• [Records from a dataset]

★ ★ ★ ★ ★ ★ ★

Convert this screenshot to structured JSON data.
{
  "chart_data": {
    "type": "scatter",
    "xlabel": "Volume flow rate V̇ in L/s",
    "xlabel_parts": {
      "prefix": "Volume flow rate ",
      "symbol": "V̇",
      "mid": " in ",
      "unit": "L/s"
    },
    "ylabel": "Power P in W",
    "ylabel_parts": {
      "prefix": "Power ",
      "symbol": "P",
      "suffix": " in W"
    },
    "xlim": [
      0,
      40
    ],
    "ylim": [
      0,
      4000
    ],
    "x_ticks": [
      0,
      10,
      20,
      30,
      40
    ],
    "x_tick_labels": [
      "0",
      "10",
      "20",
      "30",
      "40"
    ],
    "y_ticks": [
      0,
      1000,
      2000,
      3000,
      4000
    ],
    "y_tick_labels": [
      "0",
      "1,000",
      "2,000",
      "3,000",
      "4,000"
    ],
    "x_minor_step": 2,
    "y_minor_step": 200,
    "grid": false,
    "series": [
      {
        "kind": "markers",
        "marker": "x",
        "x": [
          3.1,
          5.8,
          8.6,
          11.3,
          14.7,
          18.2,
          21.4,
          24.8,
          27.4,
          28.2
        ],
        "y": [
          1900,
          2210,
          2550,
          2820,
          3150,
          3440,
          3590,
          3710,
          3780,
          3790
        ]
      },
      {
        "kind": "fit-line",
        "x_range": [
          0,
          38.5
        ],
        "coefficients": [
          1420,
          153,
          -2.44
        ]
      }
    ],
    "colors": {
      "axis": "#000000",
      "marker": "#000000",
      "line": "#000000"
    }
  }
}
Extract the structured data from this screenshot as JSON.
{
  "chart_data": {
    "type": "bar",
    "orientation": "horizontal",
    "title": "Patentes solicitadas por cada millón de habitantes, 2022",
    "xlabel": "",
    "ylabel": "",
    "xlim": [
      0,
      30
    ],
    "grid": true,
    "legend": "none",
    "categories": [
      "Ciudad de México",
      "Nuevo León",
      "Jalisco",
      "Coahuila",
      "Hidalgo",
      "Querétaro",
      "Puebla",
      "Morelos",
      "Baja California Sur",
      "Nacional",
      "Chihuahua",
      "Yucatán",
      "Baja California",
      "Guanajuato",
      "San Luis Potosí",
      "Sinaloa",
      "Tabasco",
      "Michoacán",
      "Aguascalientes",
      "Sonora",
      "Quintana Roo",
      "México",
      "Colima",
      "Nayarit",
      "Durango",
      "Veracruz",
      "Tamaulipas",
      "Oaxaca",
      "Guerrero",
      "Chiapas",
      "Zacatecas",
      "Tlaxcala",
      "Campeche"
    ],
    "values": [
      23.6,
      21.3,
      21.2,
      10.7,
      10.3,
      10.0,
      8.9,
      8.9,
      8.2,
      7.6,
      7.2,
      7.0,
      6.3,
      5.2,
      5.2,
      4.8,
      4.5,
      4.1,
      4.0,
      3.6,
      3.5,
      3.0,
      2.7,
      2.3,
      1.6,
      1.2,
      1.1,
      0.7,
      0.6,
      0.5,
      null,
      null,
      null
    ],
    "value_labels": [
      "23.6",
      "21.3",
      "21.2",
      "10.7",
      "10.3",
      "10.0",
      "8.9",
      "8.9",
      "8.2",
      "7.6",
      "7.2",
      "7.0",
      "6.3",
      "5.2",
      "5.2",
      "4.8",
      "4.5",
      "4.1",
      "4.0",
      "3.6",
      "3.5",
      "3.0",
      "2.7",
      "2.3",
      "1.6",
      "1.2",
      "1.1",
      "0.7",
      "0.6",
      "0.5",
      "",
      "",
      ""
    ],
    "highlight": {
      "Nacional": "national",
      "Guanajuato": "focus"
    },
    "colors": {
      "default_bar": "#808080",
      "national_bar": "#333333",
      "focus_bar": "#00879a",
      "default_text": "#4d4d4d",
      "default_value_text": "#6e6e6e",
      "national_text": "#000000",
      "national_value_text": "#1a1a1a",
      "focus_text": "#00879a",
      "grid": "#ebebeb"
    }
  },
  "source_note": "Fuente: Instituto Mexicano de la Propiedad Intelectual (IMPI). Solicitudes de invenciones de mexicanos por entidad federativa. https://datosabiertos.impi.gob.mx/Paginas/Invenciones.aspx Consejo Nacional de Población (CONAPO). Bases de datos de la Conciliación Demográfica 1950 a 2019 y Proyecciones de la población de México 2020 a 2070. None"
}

★ ★ ★ ★ ★ ★ ★

• [The exercise] Make a copy of each line that contains the string "this".

• [Answer]
Convert this screenshot to structured JSON data.
Extract the structured data from this screenshot as JSON.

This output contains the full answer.